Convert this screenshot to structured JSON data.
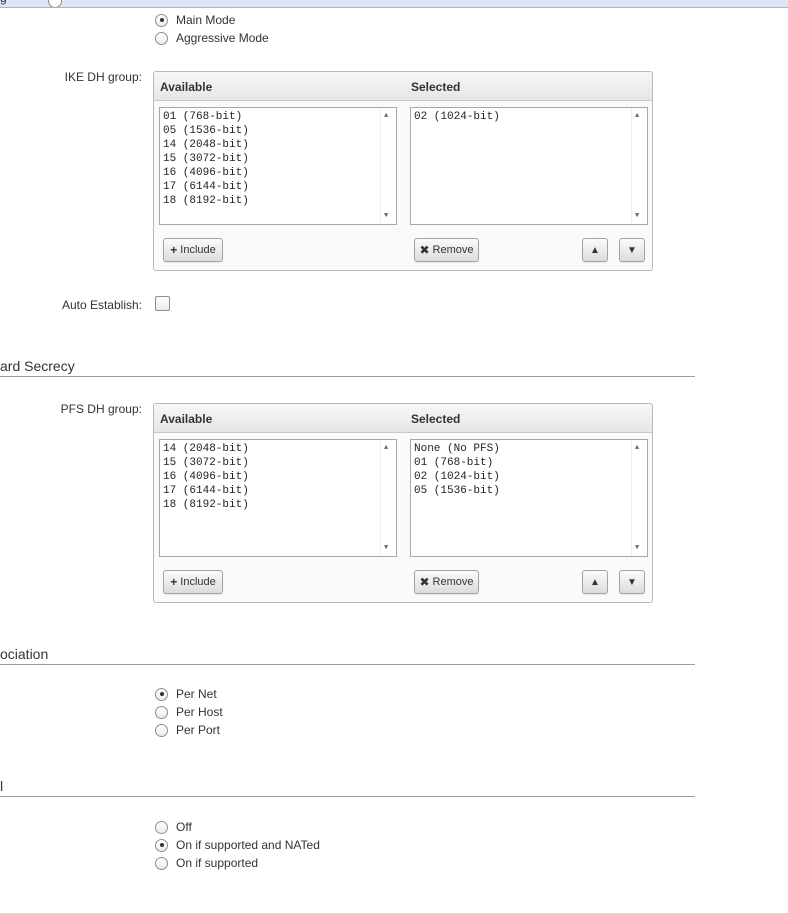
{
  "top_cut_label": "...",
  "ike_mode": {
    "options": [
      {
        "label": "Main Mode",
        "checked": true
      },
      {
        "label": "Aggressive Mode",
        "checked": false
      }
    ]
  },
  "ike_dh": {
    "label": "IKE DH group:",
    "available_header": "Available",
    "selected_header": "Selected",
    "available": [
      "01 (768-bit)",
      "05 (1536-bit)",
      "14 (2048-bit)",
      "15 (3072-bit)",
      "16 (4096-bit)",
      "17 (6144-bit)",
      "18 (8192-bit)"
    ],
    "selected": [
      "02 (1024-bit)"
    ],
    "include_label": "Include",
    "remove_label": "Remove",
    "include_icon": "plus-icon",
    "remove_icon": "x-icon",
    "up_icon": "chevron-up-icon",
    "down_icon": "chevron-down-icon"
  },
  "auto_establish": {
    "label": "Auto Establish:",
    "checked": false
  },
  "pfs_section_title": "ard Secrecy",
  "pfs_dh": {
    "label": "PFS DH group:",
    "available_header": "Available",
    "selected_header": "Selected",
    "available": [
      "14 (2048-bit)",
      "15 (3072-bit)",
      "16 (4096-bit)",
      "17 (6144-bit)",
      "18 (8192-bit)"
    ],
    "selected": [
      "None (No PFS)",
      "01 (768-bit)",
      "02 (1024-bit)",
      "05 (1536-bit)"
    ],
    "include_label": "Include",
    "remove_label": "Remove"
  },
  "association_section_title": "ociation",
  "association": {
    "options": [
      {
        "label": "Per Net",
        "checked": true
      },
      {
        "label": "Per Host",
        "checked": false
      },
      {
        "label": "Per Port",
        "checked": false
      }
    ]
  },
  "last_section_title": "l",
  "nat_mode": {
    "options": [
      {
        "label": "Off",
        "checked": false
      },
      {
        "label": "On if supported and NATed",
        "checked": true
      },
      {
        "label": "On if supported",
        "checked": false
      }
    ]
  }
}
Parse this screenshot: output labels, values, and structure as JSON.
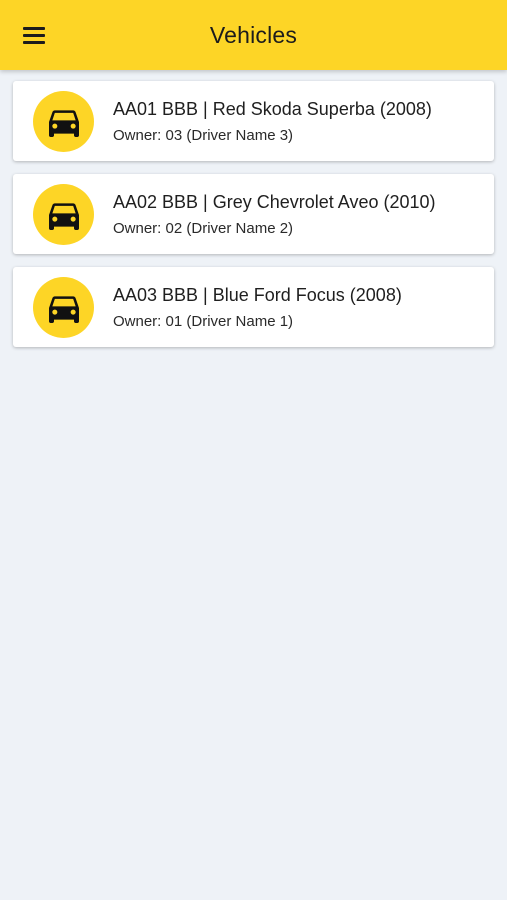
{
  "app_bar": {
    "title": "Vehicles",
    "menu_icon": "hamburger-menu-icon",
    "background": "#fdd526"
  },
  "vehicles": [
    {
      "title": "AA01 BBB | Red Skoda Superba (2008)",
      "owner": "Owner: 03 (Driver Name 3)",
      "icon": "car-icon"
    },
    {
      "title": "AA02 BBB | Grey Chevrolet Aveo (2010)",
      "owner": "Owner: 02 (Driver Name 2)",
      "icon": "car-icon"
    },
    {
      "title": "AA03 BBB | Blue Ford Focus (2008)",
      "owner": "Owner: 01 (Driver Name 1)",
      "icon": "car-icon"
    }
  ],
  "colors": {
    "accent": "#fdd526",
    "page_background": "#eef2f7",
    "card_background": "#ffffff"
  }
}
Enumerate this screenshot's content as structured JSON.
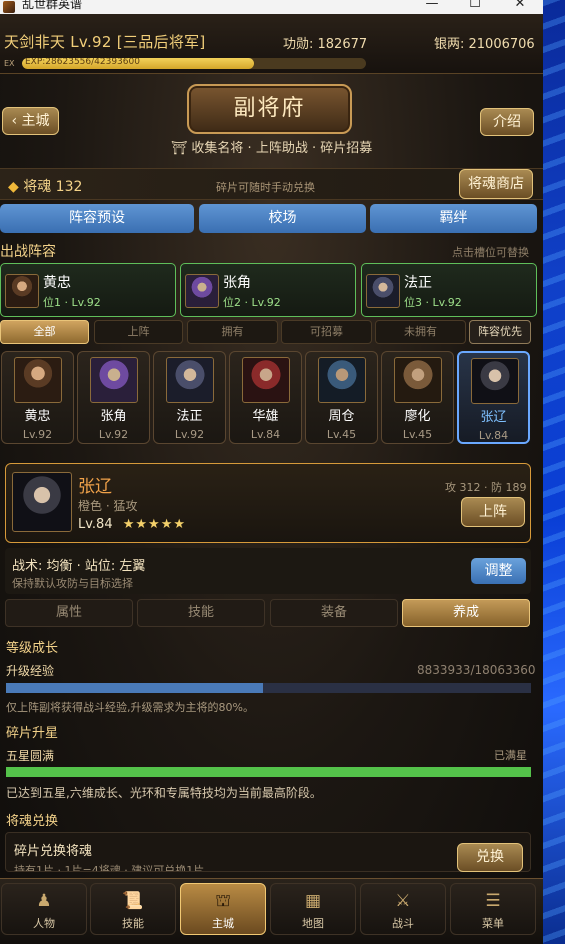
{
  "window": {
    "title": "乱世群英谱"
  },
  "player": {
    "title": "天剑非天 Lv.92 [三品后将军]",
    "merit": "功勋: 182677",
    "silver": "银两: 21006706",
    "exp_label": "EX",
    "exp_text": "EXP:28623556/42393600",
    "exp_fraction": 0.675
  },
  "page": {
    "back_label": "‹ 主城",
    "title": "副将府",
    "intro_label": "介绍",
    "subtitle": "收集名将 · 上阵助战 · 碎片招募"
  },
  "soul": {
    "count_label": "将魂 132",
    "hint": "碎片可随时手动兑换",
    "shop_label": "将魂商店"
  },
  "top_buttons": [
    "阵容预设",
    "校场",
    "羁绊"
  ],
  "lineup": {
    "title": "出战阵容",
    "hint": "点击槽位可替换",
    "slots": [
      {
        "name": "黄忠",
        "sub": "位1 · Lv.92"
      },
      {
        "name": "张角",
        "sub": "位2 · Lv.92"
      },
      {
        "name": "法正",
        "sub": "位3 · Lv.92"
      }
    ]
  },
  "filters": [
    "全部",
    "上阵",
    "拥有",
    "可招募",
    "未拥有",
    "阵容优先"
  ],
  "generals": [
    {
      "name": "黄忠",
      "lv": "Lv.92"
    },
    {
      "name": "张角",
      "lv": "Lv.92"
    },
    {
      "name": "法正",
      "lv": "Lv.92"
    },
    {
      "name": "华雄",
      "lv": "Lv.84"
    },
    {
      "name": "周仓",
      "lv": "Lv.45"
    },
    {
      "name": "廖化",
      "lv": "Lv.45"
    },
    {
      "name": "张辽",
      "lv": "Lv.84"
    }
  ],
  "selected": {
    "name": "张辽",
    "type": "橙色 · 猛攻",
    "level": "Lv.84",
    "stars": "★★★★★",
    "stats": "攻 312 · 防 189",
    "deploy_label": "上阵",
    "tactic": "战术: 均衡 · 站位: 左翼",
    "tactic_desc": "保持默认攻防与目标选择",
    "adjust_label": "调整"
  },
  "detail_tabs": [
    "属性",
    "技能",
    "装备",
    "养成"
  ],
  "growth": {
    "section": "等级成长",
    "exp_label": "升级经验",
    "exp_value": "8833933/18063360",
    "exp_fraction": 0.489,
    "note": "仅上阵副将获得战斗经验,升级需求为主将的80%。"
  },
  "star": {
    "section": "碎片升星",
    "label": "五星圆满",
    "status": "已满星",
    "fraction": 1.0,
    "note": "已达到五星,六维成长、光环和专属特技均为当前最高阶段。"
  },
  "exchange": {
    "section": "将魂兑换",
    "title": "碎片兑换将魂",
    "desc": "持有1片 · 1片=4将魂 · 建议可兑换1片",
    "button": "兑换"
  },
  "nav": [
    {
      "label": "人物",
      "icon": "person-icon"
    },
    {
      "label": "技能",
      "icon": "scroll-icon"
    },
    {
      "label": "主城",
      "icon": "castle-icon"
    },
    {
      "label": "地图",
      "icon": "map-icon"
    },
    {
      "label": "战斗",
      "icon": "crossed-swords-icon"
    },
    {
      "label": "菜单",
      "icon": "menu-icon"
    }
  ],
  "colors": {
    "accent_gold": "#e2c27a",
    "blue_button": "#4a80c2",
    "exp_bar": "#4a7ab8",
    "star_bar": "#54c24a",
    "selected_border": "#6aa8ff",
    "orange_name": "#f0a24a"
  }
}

--

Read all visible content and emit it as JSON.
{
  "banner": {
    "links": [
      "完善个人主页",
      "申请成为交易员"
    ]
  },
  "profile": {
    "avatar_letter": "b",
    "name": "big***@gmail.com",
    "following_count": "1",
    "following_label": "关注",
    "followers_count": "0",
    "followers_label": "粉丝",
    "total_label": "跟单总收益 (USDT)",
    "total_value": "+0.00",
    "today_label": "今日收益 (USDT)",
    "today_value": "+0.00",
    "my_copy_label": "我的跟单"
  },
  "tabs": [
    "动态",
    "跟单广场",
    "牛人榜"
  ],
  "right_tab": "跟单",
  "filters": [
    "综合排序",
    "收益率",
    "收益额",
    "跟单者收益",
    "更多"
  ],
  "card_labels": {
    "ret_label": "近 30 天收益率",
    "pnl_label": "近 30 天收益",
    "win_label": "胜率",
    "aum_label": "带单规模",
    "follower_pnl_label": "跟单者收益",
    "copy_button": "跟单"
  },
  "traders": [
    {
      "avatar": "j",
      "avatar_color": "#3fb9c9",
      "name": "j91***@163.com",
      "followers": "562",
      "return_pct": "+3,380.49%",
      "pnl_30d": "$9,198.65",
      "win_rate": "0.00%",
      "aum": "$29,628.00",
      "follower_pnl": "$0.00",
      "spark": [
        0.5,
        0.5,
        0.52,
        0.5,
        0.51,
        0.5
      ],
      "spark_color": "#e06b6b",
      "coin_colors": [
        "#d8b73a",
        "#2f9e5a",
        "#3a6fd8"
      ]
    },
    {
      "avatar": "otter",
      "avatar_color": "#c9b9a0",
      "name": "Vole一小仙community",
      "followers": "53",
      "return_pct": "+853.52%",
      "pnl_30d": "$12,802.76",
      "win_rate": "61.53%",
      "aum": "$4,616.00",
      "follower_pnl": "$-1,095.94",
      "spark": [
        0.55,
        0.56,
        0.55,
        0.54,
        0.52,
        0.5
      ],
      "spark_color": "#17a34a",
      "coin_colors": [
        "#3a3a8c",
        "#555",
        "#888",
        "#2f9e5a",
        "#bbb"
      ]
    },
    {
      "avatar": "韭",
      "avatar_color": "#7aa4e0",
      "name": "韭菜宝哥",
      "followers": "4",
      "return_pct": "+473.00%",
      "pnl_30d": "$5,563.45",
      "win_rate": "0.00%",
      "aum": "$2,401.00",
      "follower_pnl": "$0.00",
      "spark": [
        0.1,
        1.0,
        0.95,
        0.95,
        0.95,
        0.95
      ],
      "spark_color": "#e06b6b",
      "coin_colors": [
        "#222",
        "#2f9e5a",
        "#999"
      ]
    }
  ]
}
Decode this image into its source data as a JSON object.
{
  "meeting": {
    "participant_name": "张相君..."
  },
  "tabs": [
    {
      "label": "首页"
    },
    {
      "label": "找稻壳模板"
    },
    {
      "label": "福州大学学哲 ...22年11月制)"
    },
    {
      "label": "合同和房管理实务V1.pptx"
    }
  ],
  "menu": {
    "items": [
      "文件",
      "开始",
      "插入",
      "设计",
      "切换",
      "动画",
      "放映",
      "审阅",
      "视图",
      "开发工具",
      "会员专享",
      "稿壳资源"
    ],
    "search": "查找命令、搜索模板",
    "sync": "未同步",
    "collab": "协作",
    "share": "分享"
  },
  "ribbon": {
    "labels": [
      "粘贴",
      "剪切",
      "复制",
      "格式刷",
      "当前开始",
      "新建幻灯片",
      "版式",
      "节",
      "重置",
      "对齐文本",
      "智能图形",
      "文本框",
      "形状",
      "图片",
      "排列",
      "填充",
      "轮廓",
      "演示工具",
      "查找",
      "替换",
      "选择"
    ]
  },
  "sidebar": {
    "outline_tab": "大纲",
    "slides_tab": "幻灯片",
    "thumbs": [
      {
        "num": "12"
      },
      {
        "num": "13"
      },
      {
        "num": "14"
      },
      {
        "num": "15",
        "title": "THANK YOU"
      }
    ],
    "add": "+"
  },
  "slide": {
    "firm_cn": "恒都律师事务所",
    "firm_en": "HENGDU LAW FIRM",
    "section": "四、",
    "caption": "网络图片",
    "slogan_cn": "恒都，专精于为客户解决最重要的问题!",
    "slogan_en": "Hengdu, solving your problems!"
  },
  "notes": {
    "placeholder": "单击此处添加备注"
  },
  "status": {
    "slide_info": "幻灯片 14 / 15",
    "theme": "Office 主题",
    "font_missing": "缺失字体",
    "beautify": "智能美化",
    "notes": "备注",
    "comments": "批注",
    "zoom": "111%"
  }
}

INSTRUCTION
Look through the lines above and collect those with the word "this".

RESULT BELOW
Convert this screenshot to structured JSON data.
Parse this screenshot: output labels, values, and structure as JSON.
Enumerate this screenshot's content as structured JSON.
Decode this image into its source data as a JSON object.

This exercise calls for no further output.